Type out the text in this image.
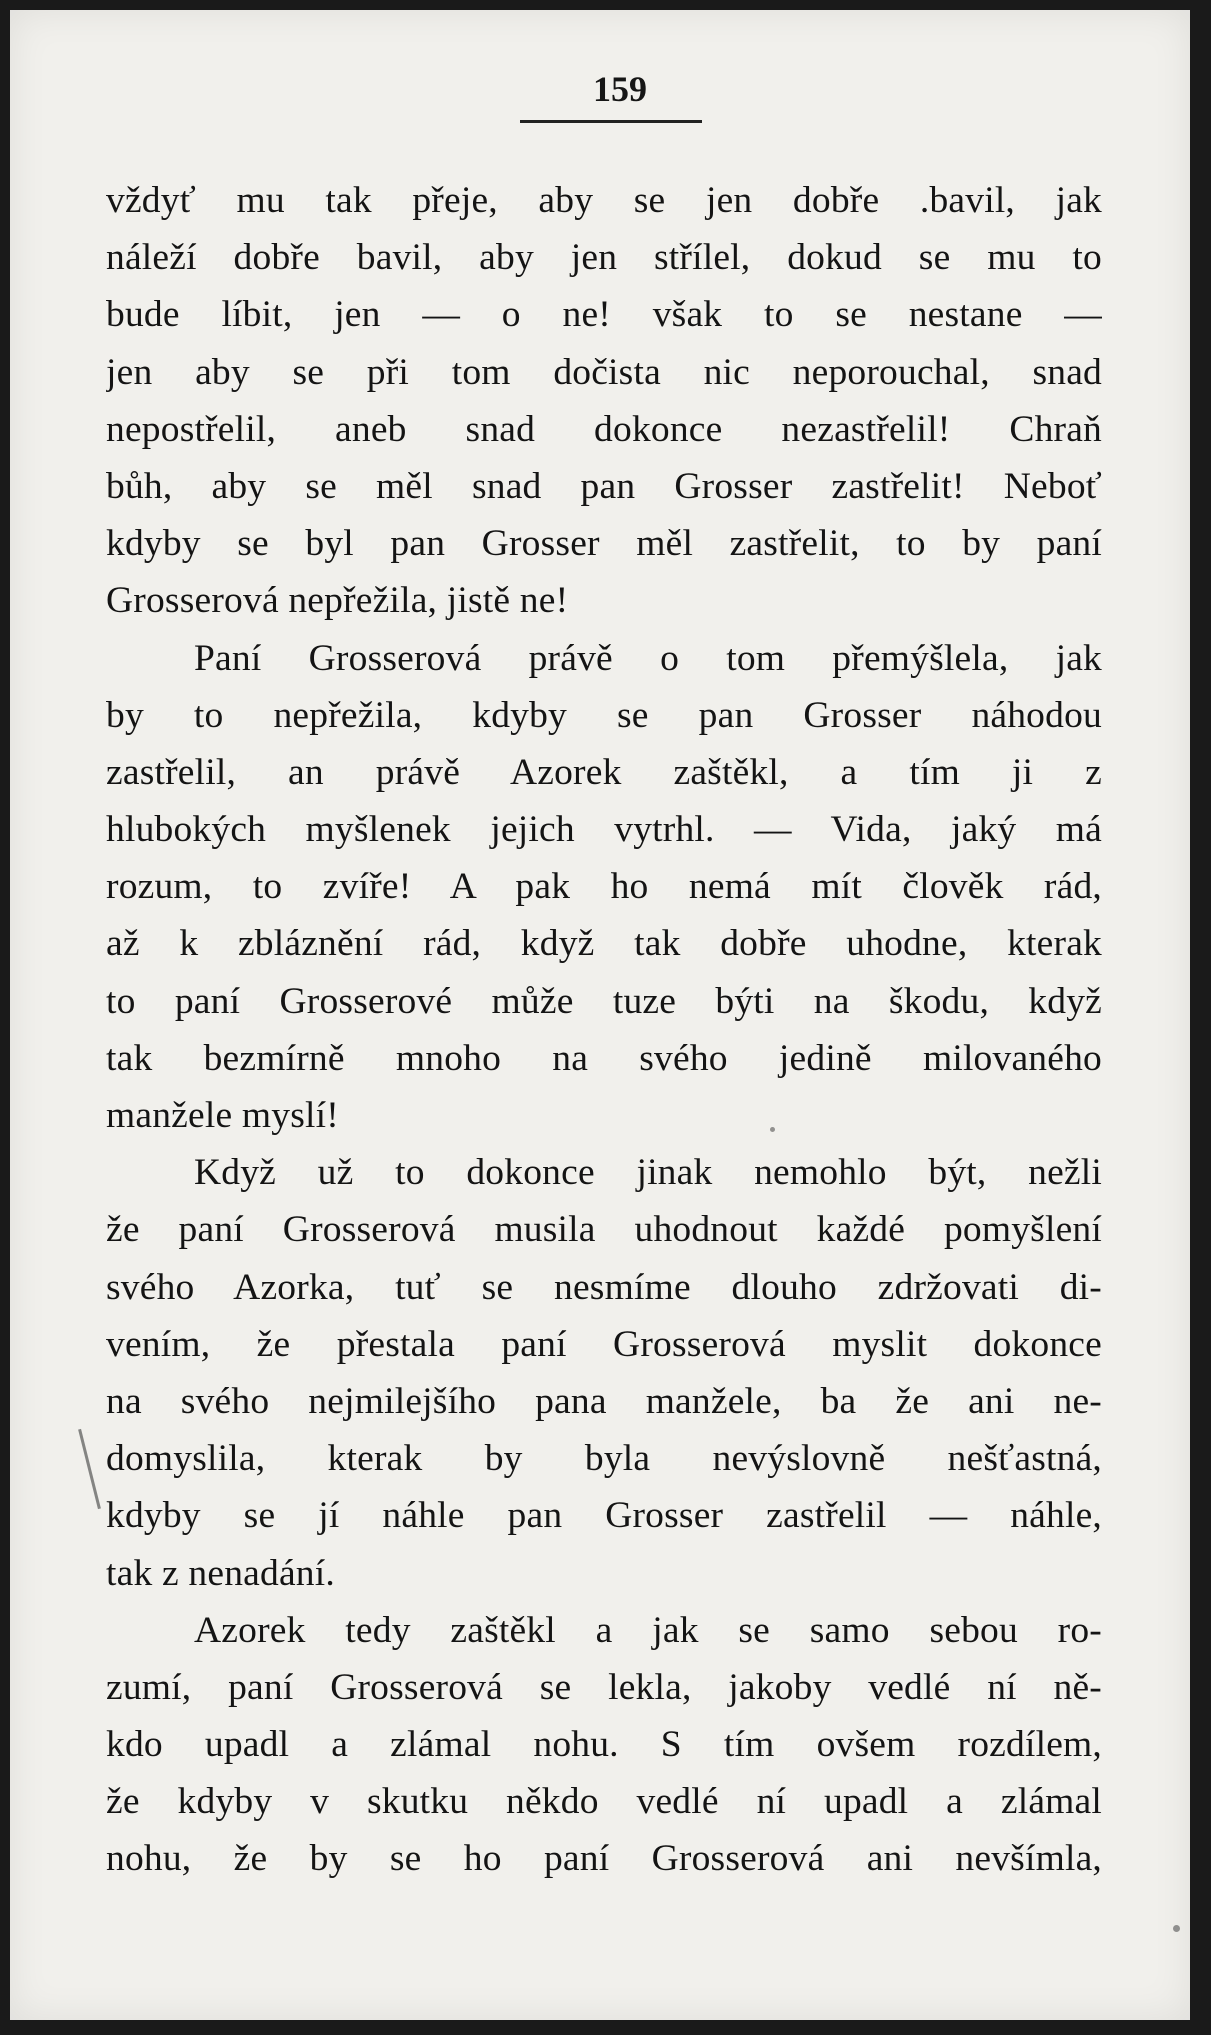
159
vždyť mu tak přeje, aby se jen dobře .bavil, jak
náleží dobře bavil, aby jen střílel, dokud se mu to
bude líbit, jen — o ne! však to se nestane —
jen aby se při tom dočista nic neporouchal, snad
nepostřelil, aneb snad dokonce nezastřelil! Chraň
bůh, aby se měl snad pan Grosser zastřelit! Neboť
kdyby se byl pan Grosser měl zastřelit, to by paní
Grosserová nepřežila, jistě ne!
Paní Grosserová právě o tom přemýšlela, jak
by to nepřežila, kdyby se pan Grosser náhodou
zastřelil, an právě Azorek zaštěkl, a tím ji z
hlubokých myšlenek jejich vytrhl. — Vida, jaký má
rozum, to zvíře! A pak ho nemá mít člověk rád,
až k zbláznění rád, když tak dobře uhodne, kterak
to paní Grosserové může tuze býti na škodu, když
tak bezmírně mnoho na svého jedině milovaného
manžele myslí!
Když už to dokonce jinak nemohlo být, nežli
že paní Grosserová musila uhodnout každé pomyšlení
svého Azorka, tuť se nesmíme dlouho zdržovati di-
vením, že přestala paní Grosserová myslit dokonce
na svého nejmilejšího pana manžele, ba že ani ne-
domyslila, kterak by byla nevýslovně nešťastná,
kdyby se jí náhle pan Grosser zastřelil — náhle,
tak z nenadání.
Azorek tedy zaštěkl a jak se samo sebou ro-
zumí, paní Grosserová se lekla, jakoby vedlé ní ně-
kdo upadl a zlámal nohu. S tím ovšem rozdílem,
že kdyby v skutku někdo vedlé ní upadl a zlámal
nohu, že by se ho paní Grosserová ani nevšímla,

## [DESCRIPTION OF THE TASK]
Copy all the lines of data exactly as they appear, dropping any images.

## [TASK RESULT]
Type out the text in this image.
159
vždyť mu tak přeje, aby se jen dobře .bavil, jak
náleží dobře bavil, aby jen střílel, dokud se mu to
bude líbit, jen — o ne! však to se nestane —
jen aby se při tom dočista nic neporouchal, snad
nepostřelil, aneb snad dokonce nezastřelil! Chraň
bůh, aby se měl snad pan Grosser zastřelit! Neboť
kdyby se byl pan Grosser měl zastřelit, to by paní
Grosserová nepřežila, jistě ne!
Paní Grosserová právě o tom přemýšlela, jak
by to nepřežila, kdyby se pan Grosser náhodou
zastřelil, an právě Azorek zaštěkl, a tím ji z
hlubokých myšlenek jejich vytrhl. — Vida, jaký má
rozum, to zvíře! A pak ho nemá mít člověk rád,
až k zbláznění rád, když tak dobře uhodne, kterak
to paní Grosserové může tuze býti na škodu, když
tak bezmírně mnoho na svého jedině milovaného
manžele myslí!
Když už to dokonce jinak nemohlo být, nežli
že paní Grosserová musila uhodnout každé pomyšlení
svého Azorka, tuť se nesmíme dlouho zdržovati di-
vením, že přestala paní Grosserová myslit dokonce
na svého nejmilejšího pana manžele, ba že ani ne-
domyslila, kterak by byla nevýslovně nešťastná,
kdyby se jí náhle pan Grosser zastřelil — náhle,
tak z nenadání.
Azorek tedy zaštěkl a jak se samo sebou ro-
zumí, paní Grosserová se lekla, jakoby vedlé ní ně-
kdo upadl a zlámal nohu. S tím ovšem rozdílem,
že kdyby v skutku někdo vedlé ní upadl a zlámal
nohu, že by se ho paní Grosserová ani nevšímla,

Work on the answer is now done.